### TRAVAUX À RÉALISER
(a) Relevez toutes les valeurs chiffrées (taux, montants et durées, hors dates) que mentionne le texte sur la réforme fiscale des particuliers.
(b) Répondez brièvement à ces questions sur le texte consacré à la réforme fiscale des particuliers.
(i) À quelle date la réforme s'applique-t-elle ?
(ii) Pour quelle raison l'ISF PME disparaît-il ?
(iii) Quel type d'actif supportera seul le poids de l'ISF ?

### TEXTE À EXAMINER
====================

La vidéo du jour : Les épargnants savent désormais à quelle sauce ils seront accommodés

Philippe Mudry

Fin du suspense s’agissant de la réforme fiscale applicable aux particuliers. Les priorités vont à la simplicité, avec un régime unique lisible de l’assurance vie, et à l’investissement en actions au détriment de l’immobilier. Le gouvernement assume ses choix d’origine sur la «flat tax» à 30%, quitte à inviter les épargnants à réallouer leurs actifs avant la date de la réforme, le 1er janvier 2018. La simplicité se marque dans l’ISF et l’assurance vie par la disparition d’une niche fiscale et le refus d’en créer une autre :

- l’ISF PME disparaît, car les PME sont censées sortir gagnantes de la réforme en terme de financements ;

- le plafond de défiscalisation de 150.000 euros, porté à 300.000 euros pour un couple, ne supportera aucune dérogation, comme l’espéraient les assureurs, en cas de détention supérieure à 12 ans, et de forte pondération en actifs risqués.

L’investissement en actions n’est pas disqualifié : il supportera une «flat tax» plutôt plus avantageuse que le régime actuel, tandis que le PEA et les produits collectifs d’épargne salariale garderont leurs régimes privilégiés. A l’inverse l’immobilier supportera seul le poids de l’ISF, tandis que le Plan d’épargne logement se verra imposer la «flat tax» en cas d’ouverture après le 1er janvier. D’ici là, il pourra se passer bien des choses. D’abord la bataille d’amendements promet d’être féroce de la part des secteurs touchés par la réforme. Ensuite, la collecte en assurance vie et sur les PEL pourrait se renforcer avant la date-butoir du 1er janvier et celle sur les produits d’ISF PME s’effondrer. Les arbitrages des ménages sur l’immobilier haut de gamme, d’habitation principale ou secondaire, reste enfin une inconnue de taille.

====================

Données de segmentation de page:
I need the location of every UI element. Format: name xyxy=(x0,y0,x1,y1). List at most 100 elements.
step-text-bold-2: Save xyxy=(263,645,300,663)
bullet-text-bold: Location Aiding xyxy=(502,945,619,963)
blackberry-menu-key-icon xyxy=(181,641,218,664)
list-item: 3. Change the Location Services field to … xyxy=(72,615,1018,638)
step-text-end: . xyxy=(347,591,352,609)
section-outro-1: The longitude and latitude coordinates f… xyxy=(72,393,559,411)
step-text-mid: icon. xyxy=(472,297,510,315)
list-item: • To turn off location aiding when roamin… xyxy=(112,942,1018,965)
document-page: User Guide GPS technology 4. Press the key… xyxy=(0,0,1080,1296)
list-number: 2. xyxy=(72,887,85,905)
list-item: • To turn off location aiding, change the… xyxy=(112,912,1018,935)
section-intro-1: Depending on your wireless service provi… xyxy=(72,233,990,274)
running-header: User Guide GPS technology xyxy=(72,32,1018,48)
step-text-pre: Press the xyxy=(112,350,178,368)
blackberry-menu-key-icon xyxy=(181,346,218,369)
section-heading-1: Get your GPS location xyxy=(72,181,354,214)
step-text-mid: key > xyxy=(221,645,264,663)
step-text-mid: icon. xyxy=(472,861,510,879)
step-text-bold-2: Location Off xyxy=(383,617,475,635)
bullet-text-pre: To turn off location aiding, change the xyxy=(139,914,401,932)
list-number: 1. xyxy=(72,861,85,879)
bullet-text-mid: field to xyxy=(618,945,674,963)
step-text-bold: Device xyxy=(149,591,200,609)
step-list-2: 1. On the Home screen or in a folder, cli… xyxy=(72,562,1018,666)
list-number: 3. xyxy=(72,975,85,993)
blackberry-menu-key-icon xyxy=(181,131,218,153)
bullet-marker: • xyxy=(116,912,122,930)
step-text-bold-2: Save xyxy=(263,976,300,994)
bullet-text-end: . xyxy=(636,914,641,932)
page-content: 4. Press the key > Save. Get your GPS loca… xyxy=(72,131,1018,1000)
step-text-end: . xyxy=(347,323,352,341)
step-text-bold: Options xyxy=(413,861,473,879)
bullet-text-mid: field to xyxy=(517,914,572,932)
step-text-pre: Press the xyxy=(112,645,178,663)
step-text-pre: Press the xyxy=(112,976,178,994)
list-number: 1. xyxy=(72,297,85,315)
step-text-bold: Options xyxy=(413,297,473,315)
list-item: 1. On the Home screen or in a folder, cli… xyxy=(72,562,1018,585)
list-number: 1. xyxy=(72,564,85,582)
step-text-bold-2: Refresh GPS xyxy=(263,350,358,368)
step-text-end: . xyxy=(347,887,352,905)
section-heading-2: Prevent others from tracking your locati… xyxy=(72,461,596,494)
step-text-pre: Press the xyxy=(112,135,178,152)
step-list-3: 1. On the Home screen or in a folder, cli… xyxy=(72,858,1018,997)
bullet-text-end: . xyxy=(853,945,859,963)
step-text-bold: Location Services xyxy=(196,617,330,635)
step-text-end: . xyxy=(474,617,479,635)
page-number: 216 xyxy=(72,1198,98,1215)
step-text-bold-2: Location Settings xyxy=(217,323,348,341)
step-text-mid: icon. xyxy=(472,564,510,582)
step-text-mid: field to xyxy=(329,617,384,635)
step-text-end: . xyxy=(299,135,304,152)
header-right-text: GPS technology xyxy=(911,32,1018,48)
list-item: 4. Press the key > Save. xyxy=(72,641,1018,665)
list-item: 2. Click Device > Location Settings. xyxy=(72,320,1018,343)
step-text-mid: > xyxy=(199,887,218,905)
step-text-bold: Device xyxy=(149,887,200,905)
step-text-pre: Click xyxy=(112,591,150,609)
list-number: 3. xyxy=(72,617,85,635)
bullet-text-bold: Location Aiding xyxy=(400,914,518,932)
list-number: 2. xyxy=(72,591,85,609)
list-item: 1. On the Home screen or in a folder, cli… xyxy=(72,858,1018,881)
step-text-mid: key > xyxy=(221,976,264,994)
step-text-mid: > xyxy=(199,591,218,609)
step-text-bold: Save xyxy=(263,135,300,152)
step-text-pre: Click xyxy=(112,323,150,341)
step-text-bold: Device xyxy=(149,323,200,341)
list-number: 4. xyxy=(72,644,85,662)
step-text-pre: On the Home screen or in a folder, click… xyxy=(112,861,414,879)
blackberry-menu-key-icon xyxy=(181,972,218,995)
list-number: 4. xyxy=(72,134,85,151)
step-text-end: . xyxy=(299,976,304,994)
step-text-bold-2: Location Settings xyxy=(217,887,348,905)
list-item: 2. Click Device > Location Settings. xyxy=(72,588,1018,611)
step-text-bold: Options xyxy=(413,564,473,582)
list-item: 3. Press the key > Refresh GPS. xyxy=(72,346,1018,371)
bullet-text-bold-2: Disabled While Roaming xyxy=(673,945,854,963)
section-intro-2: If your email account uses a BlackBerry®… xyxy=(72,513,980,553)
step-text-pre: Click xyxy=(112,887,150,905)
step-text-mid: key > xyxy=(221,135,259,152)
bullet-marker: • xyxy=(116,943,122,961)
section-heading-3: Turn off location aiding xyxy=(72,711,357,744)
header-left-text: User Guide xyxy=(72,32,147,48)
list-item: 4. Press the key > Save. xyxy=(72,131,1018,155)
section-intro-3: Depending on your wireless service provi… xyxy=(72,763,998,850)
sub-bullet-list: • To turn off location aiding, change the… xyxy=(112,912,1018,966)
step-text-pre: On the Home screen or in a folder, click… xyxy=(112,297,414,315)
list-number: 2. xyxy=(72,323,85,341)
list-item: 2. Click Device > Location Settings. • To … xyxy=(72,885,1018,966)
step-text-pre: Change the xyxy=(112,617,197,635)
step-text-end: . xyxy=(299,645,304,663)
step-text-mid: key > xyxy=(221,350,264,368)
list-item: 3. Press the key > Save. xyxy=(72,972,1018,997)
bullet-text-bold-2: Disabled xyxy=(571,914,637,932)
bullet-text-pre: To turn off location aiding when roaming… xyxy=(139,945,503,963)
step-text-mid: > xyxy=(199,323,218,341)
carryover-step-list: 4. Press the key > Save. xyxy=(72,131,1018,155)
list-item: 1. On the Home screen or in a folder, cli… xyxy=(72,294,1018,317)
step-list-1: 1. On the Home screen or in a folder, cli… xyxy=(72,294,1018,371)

====================

### LISTE DES RÉPONSES
(a)
30 % (taux de la « flat tax »)
150.000 euros (plafond de défiscalisation)
300.000 euros (plafond pour un couple)
12 ans (durée de détention)

(b)
(i) Le 1er janvier 2018.
(ii) Les PME sont censées sortir gagnantes de la réforme en termes de financements.
(iii) L'immobilier.